EXERCISE AIM
Extract every entry word for word.

Dataset items:

####

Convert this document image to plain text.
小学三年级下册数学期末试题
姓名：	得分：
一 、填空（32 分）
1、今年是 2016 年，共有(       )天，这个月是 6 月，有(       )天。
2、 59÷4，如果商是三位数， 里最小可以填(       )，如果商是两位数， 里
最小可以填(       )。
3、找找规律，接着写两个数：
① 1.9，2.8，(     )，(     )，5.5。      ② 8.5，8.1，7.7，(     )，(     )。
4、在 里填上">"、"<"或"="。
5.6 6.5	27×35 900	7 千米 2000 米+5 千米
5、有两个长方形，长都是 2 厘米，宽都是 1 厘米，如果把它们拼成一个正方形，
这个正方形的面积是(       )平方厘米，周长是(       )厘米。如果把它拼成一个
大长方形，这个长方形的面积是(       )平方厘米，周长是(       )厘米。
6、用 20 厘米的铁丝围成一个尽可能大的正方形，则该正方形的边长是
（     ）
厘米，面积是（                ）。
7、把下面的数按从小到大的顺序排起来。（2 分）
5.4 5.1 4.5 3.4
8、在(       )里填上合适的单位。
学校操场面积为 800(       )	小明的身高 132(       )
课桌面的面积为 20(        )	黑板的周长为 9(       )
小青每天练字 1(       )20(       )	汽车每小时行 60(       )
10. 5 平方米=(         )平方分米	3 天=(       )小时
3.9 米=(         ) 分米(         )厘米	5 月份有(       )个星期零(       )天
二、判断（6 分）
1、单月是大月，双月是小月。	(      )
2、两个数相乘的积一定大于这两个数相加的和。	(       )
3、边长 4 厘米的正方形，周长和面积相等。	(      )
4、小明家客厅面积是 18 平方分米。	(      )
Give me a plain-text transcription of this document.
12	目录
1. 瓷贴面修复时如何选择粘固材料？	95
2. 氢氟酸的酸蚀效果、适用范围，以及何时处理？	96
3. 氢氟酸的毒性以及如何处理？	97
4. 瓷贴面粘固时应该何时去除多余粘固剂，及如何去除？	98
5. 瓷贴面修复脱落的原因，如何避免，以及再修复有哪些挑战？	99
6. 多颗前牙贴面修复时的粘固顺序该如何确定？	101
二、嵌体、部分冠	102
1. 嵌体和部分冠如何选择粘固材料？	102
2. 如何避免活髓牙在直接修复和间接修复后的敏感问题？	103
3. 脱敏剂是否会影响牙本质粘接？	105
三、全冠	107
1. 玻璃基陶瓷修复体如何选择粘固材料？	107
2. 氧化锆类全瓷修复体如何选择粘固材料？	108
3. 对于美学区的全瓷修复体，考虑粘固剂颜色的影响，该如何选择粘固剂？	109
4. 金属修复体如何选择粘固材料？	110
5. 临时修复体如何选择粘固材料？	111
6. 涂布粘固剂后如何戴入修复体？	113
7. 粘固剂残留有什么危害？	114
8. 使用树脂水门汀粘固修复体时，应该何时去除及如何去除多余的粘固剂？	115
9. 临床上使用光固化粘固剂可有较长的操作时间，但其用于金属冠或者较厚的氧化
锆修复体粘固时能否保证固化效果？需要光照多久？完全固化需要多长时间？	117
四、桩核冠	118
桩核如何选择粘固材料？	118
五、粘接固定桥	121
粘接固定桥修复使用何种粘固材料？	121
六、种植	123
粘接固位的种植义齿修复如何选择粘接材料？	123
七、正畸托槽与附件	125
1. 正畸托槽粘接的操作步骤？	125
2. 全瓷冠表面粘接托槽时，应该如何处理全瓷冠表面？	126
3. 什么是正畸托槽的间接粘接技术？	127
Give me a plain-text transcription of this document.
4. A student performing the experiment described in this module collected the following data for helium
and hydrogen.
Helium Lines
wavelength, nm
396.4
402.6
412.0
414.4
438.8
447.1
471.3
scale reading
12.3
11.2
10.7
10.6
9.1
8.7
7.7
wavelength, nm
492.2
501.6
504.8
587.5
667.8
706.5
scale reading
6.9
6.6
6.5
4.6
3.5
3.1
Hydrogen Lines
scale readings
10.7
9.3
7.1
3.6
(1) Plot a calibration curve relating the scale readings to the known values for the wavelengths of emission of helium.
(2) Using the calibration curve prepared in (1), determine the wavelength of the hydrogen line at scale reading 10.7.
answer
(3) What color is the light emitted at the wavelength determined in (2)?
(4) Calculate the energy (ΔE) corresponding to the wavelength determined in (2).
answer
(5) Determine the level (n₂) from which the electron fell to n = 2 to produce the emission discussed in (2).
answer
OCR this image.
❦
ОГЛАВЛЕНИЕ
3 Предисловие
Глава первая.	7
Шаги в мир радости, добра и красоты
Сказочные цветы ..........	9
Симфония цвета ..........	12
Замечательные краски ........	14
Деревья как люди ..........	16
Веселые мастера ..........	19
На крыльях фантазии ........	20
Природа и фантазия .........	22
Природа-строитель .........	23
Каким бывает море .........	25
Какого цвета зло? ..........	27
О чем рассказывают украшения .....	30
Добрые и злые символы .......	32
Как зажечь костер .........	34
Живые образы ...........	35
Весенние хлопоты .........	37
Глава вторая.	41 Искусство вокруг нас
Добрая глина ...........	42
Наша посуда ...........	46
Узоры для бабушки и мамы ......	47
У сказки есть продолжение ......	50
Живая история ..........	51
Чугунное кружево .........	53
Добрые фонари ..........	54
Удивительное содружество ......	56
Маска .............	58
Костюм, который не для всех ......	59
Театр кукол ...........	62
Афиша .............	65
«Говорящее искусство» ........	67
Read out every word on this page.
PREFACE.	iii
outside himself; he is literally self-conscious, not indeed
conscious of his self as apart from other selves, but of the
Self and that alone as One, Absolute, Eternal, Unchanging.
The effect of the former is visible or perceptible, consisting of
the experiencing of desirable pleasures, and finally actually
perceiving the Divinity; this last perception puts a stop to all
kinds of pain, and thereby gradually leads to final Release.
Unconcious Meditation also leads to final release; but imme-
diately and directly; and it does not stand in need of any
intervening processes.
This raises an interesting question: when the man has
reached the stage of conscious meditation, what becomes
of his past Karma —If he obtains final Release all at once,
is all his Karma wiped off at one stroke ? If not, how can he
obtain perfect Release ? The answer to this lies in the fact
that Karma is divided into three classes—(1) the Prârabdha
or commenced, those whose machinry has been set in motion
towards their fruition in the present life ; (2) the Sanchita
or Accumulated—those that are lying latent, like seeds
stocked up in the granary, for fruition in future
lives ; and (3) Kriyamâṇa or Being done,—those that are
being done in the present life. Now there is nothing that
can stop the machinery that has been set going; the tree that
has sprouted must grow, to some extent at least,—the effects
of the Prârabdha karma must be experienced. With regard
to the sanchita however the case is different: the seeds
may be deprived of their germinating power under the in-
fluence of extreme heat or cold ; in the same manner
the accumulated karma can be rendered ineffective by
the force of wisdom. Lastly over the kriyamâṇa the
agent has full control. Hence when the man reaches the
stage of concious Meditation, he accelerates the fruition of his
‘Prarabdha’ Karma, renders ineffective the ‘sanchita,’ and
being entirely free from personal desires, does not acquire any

####

ANSWER TO THIS PROBLEM
Convert this document image to plain text.
小学三年级下册数学期末试题
姓名：	得分：
一 、填空（32 分）
1、今年是 2016 年，共有(       )天，这个月是 6 月，有(       )天。
2、 59÷4，如果商是三位数， 里最小可以填(       )，如果商是两位数， 里
最小可以填(       )。
3、找找规律，接着写两个数：
① 1.9，2.8，(     )，(     )，5.5。      ② 8.5，8.1，7.7，(     )，(     )。
4、在 里填上">"、"<"或"="。
5.6 6.5	27×35 900	7 千米 2000 米+5 千米
5、有两个长方形，长都是 2 厘米，宽都是 1 厘米，如果把它们拼成一个正方形，
这个正方形的面积是(       )平方厘米，周长是(       )厘米。如果把它拼成一个
大长方形，这个长方形的面积是(       )平方厘米，周长是(       )厘米。
6、用 20 厘米的铁丝围成一个尽可能大的正方形，则该正方形的边长是
（     ）
厘米，面积是（                ）。
7、把下面的数按从小到大的顺序排起来。（2 分）
5.4 5.1 4.5 3.4
8、在(       )里填上合适的单位。
学校操场面积为 800(       )	小明的身高 132(       )
课桌面的面积为 20(        )	黑板的周长为 9(       )
小青每天练字 1(       )20(       )	汽车每小时行 60(       )
10. 5 平方米=(         )平方分米	3 天=(       )小时
3.9 米=(         ) 分米(         )厘米	5 月份有(       )个星期零(       )天
二、判断（6 分）
1、单月是大月，双月是小月。	(      )
2、两个数相乘的积一定大于这两个数相加的和。	(       )
3、边长 4 厘米的正方形，周长和面积相等。	(      )
4、小明家客厅面积是 18 平方分米。	(      )
Give me a plain-text transcription of this document.
12	目录
1. 瓷贴面修复时如何选择粘固材料？	95
2. 氢氟酸的酸蚀效果、适用范围，以及何时处理？	96
3. 氢氟酸的毒性以及如何处理？	97
4. 瓷贴面粘固时应该何时去除多余粘固剂，及如何去除？	98
5. 瓷贴面修复脱落的原因，如何避免，以及再修复有哪些挑战？	99
6. 多颗前牙贴面修复时的粘固顺序该如何确定？	101
二、嵌体、部分冠	102
1. 嵌体和部分冠如何选择粘固材料？	102
2. 如何避免活髓牙在直接修复和间接修复后的敏感问题？	103
3. 脱敏剂是否会影响牙本质粘接？	105
三、全冠	107
1. 玻璃基陶瓷修复体如何选择粘固材料？	107
2. 氧化锆类全瓷修复体如何选择粘固材料？	108
3. 对于美学区的全瓷修复体，考虑粘固剂颜色的影响，该如何选择粘固剂？	109
4. 金属修复体如何选择粘固材料？	110
5. 临时修复体如何选择粘固材料？	111
6. 涂布粘固剂后如何戴入修复体？	113
7. 粘固剂残留有什么危害？	114
8. 使用树脂水门汀粘固修复体时，应该何时去除及如何去除多余的粘固剂？	115
9. 临床上使用光固化粘固剂可有较长的操作时间，但其用于金属冠或者较厚的氧化
锆修复体粘固时能否保证固化效果？需要光照多久？完全固化需要多长时间？	117
四、桩核冠	118
桩核如何选择粘固材料？	118
五、粘接固定桥	121
粘接固定桥修复使用何种粘固材料？	121
六、种植	123
粘接固位的种植义齿修复如何选择粘接材料？	123
七、正畸托槽与附件	125
1. 正畸托槽粘接的操作步骤？	125
2. 全瓷冠表面粘接托槽时，应该如何处理全瓷冠表面？	126
3. 什么是正畸托槽的间接粘接技术？	127
Give me a plain-text transcription of this document.
4. A student performing the experiment described in this module collected the following data for helium
and hydrogen.
Helium Lines
wavelength, nm
396.4
402.6
412.0
414.4
438.8
447.1
471.3
scale reading
12.3
11.2
10.7
10.6
9.1
8.7
7.7
wavelength, nm
492.2
501.6
504.8
587.5
667.8
706.5
scale reading
6.9
6.6
6.5
4.6
3.5
3.1
Hydrogen Lines
scale readings
10.7
9.3
7.1
3.6
(1) Plot a calibration curve relating the scale readings to the known values for the wavelengths of emission of helium.
(2) Using the calibration curve prepared in (1), determine the wavelength of the hydrogen line at scale reading 10.7.
answer
(3) What color is the light emitted at the wavelength determined in (2)?
(4) Calculate the energy (ΔE) corresponding to the wavelength determined in (2).
answer
(5) Determine the level (n₂) from which the electron fell to n = 2 to produce the emission discussed in (2).
answer
OCR this image.
❦
ОГЛАВЛЕНИЕ
3 Предисловие
Глава первая.	7
Шаги в мир радости, добра и красоты
Сказочные цветы ..........	9
Симфония цвета ..........	12
Замечательные краски ........	14
Деревья как люди ..........	16
Веселые мастера ..........	19
На крыльях фантазии ........	20
Природа и фантазия .........	22
Природа-строитель .........	23
Каким бывает море .........	25
Какого цвета зло? ..........	27
О чем рассказывают украшения .....	30
Добрые и злые символы .......	32
Как зажечь костер .........	34
Живые образы ...........	35
Весенние хлопоты .........	37
Глава вторая.	41 Искусство вокруг нас
Добрая глина ...........	42
Наша посуда ...........	46
Узоры для бабушки и мамы ......	47
У сказки есть продолжение ......	50
Живая история ..........	51
Чугунное кружево .........	53
Добрые фонари ..........	54
Удивительное содружество ......	56
Маска .............	58
Костюм, который не для всех ......	59
Театр кукол ...........	62
Афиша .............	65
«Говорящее искусство» ........	67
Read out every word on this page.
PREFACE.	iii
outside himself; he is literally self-conscious, not indeed
conscious of his self as apart from other selves, but of the
Self and that alone as One, Absolute, Eternal, Unchanging.
The effect of the former is visible or perceptible, consisting of
the experiencing of desirable pleasures, and finally actually
perceiving the Divinity; this last perception puts a stop to all
kinds of pain, and thereby gradually leads to final Release.
Unconcious Meditation also leads to final release; but imme-
diately and directly; and it does not stand in need of any
intervening processes.
This raises an interesting question: when the man has
reached the stage of conscious meditation, what becomes
of his past Karma —If he obtains final Release all at once,
is all his Karma wiped off at one stroke ? If not, how can he
obtain perfect Release ? The answer to this lies in the fact
that Karma is divided into three classes—(1) the Prârabdha
or commenced, those whose machinry has been set in motion
towards their fruition in the present life ; (2) the Sanchita
or Accumulated—those that are lying latent, like seeds
stocked up in the granary, for fruition in future
lives ; and (3) Kriyamâṇa or Being done,—those that are
being done in the present life. Now there is nothing that
can stop the machinery that has been set going; the tree that
has sprouted must grow, to some extent at least,—the effects
of the Prârabdha karma must be experienced. With regard
to the sanchita however the case is different: the seeds
may be deprived of their germinating power under the in-
fluence of extreme heat or cold ; in the same manner
the accumulated karma can be rendered ineffective by
the force of wisdom. Lastly over the kriyamâṇa the
agent has full control. Hence when the man reaches the
stage of concious Meditation, he accelerates the fruition of his
‘Prarabdha’ Karma, renders ineffective the ‘sanchita,’ and
being entirely free from personal desires, does not acquire any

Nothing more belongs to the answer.